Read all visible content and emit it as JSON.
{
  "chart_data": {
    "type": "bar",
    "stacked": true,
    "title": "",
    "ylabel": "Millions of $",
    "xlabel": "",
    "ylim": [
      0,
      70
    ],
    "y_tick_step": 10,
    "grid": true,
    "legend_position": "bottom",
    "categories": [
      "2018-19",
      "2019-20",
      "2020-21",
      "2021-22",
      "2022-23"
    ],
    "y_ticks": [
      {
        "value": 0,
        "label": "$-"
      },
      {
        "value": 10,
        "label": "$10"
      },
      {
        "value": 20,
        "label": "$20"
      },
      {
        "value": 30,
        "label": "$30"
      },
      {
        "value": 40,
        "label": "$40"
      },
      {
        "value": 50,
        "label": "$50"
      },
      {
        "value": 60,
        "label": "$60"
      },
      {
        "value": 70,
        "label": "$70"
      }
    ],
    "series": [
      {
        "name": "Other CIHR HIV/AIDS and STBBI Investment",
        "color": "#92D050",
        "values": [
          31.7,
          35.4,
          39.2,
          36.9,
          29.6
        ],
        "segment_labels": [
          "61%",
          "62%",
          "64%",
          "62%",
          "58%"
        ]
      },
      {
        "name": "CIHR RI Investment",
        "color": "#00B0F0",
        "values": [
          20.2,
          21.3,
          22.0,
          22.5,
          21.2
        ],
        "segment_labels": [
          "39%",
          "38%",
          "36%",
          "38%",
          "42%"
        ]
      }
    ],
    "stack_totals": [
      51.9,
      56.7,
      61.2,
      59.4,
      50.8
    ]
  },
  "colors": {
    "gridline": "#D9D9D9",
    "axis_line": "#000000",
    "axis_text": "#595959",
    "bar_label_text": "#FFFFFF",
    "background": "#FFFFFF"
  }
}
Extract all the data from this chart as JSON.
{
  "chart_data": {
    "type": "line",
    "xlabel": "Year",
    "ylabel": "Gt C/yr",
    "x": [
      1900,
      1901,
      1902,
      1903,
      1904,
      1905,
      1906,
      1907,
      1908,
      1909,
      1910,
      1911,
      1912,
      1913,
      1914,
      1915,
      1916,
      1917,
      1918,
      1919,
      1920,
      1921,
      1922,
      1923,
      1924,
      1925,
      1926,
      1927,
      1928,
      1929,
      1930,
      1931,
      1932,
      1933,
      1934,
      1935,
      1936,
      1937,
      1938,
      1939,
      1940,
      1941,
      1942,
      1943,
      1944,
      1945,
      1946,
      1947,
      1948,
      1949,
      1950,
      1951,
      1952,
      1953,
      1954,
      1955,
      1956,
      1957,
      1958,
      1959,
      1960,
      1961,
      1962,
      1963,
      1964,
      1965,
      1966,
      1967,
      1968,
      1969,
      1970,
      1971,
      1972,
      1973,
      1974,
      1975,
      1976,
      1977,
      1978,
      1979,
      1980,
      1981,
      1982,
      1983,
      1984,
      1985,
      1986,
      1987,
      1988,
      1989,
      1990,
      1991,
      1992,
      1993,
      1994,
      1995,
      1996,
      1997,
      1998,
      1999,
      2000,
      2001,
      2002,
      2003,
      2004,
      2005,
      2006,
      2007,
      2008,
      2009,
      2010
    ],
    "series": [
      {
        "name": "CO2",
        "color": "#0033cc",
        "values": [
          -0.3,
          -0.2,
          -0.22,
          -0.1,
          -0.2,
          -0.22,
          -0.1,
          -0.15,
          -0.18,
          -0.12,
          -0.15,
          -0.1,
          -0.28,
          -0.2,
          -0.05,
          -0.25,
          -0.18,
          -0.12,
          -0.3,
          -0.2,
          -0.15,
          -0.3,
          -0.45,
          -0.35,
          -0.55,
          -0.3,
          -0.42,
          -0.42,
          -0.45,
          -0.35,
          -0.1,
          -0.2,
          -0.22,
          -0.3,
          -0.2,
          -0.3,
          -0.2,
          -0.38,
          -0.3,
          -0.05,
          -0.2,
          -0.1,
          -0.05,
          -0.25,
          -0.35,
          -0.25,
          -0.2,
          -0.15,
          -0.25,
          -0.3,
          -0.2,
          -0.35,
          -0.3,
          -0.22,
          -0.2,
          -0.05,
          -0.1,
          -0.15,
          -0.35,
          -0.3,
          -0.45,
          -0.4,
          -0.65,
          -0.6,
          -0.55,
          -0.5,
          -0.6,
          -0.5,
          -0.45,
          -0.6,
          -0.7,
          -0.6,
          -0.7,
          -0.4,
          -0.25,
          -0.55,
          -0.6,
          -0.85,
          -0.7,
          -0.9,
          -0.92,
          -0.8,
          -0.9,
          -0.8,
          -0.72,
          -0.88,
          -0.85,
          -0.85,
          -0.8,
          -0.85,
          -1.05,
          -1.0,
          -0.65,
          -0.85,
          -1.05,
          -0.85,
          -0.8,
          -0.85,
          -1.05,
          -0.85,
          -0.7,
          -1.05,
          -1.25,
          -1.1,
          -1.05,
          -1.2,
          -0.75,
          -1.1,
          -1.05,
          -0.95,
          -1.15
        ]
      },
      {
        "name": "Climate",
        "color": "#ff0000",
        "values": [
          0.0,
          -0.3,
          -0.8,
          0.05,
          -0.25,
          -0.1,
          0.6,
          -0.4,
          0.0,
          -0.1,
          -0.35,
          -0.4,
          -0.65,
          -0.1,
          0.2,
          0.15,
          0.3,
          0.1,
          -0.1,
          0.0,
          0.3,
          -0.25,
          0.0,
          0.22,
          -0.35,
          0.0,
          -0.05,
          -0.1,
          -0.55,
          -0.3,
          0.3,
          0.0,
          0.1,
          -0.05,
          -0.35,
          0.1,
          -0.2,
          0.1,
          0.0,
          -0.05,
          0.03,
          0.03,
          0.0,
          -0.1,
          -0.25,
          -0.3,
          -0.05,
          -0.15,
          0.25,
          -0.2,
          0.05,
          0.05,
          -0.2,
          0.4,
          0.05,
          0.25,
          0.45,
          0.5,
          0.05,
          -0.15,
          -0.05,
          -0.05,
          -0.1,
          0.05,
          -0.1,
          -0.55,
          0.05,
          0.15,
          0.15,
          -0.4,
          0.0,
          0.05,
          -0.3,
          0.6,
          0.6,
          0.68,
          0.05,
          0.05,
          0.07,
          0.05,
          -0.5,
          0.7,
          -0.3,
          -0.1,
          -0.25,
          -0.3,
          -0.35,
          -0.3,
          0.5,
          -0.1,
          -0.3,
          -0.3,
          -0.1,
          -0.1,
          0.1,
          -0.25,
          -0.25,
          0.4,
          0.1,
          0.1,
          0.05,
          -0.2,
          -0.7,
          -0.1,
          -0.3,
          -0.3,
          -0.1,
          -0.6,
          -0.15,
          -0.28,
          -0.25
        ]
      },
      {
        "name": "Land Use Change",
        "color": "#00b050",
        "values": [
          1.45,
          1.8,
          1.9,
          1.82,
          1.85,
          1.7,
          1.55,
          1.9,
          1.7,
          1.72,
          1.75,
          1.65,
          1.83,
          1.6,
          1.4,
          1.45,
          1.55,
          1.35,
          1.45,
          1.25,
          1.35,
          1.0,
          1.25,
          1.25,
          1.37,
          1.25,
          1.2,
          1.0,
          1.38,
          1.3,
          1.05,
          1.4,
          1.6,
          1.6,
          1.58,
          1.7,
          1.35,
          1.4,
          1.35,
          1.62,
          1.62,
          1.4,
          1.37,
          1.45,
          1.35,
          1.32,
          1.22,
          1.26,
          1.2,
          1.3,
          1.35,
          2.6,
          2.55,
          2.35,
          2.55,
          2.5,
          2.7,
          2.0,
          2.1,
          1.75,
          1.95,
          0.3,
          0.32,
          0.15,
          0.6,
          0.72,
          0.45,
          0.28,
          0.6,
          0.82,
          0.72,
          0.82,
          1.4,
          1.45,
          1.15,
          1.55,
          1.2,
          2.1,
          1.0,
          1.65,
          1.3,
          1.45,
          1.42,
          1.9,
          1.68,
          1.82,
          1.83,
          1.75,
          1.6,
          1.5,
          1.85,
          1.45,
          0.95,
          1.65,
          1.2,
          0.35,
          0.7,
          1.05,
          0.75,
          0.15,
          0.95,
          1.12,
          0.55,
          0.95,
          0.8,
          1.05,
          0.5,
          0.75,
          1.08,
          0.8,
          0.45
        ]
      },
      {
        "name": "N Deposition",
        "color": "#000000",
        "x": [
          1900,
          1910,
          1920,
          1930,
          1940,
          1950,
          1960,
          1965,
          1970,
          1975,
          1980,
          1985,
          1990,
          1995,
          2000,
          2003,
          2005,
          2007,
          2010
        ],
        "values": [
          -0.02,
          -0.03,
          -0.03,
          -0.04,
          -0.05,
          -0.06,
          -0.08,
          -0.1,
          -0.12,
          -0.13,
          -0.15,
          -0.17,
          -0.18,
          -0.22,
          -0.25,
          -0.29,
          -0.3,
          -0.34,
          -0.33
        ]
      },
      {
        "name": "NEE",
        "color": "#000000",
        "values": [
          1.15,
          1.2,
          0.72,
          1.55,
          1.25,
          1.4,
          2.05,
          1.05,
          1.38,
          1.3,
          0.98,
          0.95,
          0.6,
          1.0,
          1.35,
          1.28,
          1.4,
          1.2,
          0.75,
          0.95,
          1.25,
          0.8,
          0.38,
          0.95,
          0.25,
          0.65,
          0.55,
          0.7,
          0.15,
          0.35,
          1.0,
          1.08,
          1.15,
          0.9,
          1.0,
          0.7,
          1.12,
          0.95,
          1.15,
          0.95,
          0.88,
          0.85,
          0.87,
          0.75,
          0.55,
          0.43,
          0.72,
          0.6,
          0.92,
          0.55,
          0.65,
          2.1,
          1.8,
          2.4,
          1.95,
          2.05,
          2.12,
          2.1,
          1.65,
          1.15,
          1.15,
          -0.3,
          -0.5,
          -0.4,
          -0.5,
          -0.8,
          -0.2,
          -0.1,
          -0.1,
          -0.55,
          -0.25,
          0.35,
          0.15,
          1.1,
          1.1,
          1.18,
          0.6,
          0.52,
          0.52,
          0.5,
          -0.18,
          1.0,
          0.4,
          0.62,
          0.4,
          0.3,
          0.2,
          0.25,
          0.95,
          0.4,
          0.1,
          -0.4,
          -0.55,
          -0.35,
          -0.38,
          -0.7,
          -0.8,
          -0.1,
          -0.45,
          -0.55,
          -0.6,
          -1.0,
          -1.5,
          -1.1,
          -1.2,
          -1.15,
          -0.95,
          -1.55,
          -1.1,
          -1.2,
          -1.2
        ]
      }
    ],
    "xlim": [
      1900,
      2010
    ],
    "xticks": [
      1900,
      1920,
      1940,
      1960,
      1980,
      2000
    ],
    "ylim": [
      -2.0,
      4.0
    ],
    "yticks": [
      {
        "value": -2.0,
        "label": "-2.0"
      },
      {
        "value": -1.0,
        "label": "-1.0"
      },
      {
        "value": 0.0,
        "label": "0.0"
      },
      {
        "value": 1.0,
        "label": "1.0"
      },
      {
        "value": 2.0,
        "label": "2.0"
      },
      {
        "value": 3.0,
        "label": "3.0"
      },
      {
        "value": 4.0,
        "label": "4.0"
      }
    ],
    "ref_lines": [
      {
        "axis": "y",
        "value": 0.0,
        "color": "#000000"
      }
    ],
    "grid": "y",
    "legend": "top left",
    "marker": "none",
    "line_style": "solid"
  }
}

━━━━━━━━━━━━━━━━

Task description: Extract every line containing the string "CIHR" from the material.

Exercise answer:
        "name": "Other CIHR HIV/AIDS and STBBI Investment",
        "name": "CIHR RI Investment",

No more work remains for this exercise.